### Rows:

• • • •

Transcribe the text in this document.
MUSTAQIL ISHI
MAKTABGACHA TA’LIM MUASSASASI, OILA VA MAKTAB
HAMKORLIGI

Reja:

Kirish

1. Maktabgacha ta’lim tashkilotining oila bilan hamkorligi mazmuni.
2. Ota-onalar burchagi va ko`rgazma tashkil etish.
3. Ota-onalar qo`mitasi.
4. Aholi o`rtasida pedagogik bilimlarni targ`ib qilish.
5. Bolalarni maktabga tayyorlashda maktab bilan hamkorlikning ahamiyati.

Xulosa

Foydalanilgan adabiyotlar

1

• • • •

### Requirement:
Please reproduce the entire listing, exactly as shown.

### Final result:
Transcribe the text in this document.
MUSTAQIL ISHI
MAKTABGACHA TA’LIM MUASSASASI, OILA VA MAKTAB
HAMKORLIGI

Reja:

Kirish

1. Maktabgacha ta’lim tashkilotining oila bilan hamkorligi mazmuni.
2. Ota-onalar burchagi va ko`rgazma tashkil etish.
3. Ota-onalar qo`mitasi.
4. Aholi o`rtasida pedagogik bilimlarni targ`ib qilish.
5. Bolalarni maktabga tayyorlashda maktab bilan hamkorlikning ahamiyati.

Xulosa

Foydalanilgan adabiyotlar

1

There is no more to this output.